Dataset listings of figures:
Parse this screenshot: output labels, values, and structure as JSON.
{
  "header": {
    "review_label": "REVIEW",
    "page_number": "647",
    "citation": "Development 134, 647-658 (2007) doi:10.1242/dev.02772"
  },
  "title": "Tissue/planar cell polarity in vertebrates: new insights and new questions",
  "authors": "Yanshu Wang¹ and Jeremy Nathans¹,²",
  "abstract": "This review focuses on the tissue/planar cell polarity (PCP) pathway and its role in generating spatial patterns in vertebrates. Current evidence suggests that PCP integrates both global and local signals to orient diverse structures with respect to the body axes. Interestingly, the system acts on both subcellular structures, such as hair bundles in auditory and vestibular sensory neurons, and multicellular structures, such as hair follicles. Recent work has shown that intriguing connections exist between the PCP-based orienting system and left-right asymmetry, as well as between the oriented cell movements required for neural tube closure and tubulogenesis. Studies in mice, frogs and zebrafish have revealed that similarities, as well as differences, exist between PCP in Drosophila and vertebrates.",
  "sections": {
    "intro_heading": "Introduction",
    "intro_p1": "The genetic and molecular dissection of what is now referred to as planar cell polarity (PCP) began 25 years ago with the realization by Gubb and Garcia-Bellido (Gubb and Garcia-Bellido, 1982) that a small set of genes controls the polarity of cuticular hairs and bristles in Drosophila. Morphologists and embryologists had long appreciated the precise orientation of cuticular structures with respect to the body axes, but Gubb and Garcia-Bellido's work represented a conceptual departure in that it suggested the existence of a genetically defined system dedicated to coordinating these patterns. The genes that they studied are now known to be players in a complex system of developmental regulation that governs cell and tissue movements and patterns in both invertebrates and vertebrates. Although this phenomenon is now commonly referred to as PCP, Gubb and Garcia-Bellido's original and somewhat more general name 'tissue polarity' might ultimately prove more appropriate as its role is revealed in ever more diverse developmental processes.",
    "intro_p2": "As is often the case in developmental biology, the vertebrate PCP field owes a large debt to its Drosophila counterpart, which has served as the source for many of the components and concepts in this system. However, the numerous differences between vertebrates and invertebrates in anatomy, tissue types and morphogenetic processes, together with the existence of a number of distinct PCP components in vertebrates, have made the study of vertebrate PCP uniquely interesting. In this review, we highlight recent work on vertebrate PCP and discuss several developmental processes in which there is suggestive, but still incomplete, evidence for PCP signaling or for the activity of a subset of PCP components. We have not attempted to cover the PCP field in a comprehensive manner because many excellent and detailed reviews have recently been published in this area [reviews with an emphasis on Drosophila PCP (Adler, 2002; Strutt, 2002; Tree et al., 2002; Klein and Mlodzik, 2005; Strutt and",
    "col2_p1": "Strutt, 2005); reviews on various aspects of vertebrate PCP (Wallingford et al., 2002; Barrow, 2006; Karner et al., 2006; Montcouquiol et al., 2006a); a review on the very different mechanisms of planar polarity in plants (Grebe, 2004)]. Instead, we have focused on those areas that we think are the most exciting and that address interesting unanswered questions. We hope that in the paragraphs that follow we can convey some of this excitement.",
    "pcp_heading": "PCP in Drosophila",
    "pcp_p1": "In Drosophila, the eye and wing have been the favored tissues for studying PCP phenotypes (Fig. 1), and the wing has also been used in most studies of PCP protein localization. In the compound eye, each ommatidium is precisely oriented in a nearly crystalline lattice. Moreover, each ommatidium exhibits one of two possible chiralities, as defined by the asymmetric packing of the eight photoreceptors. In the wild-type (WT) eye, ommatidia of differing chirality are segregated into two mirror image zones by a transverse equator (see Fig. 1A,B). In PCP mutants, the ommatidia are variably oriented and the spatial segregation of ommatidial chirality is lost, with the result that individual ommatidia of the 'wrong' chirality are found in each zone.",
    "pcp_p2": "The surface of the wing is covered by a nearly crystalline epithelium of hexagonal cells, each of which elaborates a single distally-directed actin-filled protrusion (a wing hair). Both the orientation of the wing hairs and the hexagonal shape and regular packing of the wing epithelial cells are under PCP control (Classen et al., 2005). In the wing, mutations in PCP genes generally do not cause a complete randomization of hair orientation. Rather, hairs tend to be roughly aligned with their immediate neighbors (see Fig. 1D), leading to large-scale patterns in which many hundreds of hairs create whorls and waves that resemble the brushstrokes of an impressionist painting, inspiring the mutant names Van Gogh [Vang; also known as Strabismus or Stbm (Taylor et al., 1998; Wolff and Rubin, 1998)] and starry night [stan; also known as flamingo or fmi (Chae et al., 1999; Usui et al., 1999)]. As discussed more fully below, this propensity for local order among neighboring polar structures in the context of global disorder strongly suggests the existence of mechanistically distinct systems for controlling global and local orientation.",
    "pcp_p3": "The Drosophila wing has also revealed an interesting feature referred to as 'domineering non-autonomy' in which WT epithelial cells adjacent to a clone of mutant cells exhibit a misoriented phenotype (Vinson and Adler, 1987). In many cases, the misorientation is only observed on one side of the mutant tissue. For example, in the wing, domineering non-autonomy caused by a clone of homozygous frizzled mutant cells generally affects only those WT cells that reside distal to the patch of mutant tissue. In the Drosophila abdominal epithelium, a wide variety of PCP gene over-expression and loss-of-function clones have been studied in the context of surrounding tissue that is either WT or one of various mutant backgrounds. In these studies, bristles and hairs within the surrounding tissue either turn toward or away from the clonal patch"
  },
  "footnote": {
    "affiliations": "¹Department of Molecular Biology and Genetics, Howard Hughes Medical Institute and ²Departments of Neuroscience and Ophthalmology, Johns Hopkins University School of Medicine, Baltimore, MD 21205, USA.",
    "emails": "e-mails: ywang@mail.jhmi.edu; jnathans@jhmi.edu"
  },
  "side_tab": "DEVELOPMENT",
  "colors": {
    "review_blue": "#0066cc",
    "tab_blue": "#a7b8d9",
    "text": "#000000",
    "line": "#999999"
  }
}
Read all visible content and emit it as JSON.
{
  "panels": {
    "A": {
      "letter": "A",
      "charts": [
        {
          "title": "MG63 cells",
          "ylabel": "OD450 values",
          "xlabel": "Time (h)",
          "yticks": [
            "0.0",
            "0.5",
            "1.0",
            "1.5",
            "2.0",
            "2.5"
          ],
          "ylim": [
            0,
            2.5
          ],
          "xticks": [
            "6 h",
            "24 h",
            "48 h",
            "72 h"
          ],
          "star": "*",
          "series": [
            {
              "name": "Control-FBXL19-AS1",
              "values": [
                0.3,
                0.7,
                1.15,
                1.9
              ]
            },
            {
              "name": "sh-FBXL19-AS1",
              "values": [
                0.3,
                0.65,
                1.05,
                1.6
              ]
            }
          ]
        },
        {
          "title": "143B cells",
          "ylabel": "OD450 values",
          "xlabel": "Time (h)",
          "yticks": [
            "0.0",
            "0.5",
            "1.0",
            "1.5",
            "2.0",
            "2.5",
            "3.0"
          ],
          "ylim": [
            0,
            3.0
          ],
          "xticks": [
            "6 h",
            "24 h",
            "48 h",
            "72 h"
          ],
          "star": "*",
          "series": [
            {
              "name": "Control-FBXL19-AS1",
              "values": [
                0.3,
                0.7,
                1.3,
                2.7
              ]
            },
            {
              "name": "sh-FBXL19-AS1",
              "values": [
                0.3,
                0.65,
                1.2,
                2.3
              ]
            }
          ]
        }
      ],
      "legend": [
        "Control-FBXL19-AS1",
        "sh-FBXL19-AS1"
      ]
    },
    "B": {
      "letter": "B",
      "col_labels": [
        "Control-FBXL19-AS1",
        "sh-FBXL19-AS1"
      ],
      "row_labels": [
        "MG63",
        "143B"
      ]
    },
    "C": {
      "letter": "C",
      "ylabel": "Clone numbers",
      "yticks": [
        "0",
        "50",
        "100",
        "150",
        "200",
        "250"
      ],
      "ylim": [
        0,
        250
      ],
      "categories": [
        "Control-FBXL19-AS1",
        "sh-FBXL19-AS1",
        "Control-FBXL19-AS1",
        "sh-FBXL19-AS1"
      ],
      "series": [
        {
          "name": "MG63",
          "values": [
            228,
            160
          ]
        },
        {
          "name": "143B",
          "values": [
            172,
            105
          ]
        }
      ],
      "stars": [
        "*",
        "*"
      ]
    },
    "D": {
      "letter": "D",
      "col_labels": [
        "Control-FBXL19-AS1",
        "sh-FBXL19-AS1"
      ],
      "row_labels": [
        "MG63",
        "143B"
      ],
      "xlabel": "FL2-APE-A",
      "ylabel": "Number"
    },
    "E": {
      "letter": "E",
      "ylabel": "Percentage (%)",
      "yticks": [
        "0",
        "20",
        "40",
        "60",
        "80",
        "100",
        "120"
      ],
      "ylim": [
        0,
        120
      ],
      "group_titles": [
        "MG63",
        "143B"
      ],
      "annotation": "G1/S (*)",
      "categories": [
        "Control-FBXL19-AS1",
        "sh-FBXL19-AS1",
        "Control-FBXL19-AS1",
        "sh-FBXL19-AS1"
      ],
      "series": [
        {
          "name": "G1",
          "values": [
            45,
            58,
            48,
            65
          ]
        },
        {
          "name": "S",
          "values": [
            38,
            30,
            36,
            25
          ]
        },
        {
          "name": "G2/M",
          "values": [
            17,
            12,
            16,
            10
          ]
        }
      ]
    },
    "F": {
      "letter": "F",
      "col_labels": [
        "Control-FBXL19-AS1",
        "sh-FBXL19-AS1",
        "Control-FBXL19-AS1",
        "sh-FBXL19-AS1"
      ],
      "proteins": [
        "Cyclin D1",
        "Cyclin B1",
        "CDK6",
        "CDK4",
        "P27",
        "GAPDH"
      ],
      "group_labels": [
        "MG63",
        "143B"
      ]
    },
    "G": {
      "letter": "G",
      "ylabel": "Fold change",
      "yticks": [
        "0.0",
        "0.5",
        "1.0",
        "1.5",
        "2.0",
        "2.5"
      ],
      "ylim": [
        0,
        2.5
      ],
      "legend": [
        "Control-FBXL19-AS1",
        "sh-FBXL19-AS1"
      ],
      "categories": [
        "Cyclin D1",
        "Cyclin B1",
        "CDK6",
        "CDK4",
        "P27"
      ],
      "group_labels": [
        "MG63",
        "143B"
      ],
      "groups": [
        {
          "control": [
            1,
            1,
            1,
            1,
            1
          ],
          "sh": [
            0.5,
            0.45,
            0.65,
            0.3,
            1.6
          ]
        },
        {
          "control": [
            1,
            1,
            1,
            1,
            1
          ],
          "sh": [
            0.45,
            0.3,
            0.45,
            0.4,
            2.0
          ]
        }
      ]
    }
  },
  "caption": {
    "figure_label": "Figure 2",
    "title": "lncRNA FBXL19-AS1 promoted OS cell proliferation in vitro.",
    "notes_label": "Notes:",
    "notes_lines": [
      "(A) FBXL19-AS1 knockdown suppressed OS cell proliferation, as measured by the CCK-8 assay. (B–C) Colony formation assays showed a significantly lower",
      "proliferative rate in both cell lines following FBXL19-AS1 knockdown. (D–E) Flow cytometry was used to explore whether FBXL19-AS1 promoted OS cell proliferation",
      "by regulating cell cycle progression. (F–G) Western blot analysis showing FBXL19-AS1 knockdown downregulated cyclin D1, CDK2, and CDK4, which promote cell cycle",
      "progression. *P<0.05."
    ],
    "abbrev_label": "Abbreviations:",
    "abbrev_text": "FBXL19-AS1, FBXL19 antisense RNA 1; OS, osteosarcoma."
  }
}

_TASK BRIEF_
Return only the lines of the records in which the string "letter" appears.

_TASK SOLUTION_
      "letter": "A",
      "letter": "B",
      "letter": "C",
      "letter": "D",
      "letter": "E",
      "letter": "F",
      "letter": "G",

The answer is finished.